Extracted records
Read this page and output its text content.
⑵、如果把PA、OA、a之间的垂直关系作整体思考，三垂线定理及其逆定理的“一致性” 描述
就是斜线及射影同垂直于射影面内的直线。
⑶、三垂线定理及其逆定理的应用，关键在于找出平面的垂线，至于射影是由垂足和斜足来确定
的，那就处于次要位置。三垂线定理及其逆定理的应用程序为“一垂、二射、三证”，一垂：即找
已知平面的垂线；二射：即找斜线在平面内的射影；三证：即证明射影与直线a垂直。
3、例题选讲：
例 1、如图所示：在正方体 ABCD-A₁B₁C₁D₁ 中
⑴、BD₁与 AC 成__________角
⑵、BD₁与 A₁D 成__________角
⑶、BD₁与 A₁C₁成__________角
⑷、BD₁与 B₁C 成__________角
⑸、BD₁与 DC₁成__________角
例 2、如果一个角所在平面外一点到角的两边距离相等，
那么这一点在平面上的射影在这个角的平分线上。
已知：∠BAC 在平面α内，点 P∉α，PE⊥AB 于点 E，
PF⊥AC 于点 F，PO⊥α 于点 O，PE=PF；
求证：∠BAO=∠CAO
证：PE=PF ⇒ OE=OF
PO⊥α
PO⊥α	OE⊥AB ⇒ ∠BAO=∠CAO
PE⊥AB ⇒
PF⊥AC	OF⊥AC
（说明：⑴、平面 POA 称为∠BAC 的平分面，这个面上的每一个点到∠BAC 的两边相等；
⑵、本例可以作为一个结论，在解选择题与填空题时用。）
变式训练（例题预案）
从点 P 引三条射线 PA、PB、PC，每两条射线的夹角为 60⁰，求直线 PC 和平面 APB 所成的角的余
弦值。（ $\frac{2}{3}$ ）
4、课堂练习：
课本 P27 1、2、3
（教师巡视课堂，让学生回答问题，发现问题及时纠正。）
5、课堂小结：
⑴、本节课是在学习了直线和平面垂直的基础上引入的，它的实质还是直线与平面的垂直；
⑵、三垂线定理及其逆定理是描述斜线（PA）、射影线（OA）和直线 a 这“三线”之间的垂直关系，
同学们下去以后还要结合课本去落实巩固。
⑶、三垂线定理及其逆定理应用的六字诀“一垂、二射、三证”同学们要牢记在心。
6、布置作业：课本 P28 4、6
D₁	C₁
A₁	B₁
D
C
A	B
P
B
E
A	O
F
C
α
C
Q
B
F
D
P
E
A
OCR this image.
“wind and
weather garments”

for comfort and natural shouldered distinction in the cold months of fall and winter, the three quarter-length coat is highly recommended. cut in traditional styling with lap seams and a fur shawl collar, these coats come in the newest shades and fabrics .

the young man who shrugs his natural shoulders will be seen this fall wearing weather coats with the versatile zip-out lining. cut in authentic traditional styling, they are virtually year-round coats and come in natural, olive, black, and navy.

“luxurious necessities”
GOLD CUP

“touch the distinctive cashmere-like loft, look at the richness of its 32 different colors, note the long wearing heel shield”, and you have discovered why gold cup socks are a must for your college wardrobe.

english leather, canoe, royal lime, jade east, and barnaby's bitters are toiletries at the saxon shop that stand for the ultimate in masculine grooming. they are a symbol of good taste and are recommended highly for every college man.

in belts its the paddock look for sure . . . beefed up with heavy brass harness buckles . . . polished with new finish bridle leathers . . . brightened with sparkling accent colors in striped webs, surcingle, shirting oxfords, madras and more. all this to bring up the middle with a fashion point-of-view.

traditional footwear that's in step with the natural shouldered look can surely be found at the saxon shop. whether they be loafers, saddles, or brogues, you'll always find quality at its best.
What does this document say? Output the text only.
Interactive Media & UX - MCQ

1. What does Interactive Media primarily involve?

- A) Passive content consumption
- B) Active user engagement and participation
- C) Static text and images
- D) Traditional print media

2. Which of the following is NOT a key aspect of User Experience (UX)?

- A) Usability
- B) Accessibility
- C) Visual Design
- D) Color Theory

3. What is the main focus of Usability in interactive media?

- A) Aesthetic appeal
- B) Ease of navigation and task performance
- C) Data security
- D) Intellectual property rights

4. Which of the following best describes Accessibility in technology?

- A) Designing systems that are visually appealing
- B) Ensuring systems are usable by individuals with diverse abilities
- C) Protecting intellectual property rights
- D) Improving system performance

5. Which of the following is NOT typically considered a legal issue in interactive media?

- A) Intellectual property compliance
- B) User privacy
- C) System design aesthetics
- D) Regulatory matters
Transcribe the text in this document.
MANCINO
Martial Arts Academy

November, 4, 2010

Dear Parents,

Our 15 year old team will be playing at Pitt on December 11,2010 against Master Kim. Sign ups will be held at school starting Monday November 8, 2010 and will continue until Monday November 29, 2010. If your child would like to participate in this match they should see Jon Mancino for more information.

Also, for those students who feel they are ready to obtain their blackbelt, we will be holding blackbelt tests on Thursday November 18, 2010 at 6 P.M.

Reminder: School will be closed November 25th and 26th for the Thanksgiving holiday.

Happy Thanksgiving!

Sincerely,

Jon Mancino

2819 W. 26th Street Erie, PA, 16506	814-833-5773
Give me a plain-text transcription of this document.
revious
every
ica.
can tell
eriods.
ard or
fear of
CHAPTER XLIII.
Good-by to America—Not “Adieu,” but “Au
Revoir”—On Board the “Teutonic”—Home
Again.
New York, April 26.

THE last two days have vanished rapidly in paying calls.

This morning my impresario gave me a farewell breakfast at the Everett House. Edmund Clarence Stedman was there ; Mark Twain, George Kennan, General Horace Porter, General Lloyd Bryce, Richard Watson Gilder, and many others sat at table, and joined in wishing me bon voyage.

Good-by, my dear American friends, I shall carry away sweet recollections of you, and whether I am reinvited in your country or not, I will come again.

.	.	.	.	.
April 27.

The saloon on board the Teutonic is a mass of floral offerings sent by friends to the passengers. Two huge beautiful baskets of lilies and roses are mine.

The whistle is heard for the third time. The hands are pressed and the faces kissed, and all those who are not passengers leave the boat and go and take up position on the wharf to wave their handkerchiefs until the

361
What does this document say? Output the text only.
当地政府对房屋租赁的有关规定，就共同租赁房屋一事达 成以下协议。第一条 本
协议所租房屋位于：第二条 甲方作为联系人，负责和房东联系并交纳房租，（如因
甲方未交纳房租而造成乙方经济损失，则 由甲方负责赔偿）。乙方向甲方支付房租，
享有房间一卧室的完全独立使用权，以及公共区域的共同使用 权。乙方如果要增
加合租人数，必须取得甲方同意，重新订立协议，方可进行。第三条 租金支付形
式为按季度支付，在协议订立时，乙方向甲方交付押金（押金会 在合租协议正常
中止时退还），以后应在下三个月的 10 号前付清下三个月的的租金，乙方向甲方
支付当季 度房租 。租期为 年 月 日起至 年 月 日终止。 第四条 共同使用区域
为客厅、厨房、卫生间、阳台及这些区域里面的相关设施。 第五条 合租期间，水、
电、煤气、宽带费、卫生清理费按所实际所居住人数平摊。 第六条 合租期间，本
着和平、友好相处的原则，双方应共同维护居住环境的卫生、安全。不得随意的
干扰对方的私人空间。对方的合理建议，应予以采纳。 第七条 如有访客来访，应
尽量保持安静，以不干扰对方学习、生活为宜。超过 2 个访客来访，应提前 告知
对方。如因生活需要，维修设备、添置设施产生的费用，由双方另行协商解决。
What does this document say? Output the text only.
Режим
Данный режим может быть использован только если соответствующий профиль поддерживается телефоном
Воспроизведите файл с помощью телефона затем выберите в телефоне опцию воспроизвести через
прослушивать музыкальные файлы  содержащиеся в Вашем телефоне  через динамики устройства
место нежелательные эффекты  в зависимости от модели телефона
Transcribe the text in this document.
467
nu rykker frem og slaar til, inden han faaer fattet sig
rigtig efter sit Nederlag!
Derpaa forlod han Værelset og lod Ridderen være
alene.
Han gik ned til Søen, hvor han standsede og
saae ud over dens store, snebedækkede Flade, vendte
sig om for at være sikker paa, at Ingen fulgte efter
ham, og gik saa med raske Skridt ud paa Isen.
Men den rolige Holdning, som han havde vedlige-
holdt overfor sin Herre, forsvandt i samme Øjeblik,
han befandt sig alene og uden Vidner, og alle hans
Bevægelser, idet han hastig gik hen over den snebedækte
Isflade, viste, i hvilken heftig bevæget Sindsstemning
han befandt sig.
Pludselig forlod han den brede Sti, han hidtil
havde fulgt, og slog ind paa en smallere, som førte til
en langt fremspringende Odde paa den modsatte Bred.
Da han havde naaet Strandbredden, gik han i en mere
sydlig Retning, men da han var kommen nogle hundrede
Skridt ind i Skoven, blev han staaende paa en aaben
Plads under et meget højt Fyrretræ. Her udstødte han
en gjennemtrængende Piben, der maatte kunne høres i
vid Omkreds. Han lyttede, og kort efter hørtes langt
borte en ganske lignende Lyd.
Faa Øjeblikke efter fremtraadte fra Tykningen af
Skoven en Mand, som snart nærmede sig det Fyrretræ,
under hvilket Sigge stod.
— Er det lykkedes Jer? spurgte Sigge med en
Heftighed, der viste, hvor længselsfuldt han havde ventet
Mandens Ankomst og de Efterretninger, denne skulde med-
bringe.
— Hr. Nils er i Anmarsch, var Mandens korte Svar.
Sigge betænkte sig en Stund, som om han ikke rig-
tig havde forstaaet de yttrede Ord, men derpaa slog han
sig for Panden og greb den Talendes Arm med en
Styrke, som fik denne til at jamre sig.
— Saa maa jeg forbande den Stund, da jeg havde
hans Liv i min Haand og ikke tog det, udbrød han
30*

* [GIVEN EXERCISE] Return every line above in which the string "Fyrretræ" occurs.

* [WORKED SOLUTION]
Plads under et meget højt Fyrretræ. Her udstødte han
Skoven en Mand, som snart nærmede sig det Fyrretræ,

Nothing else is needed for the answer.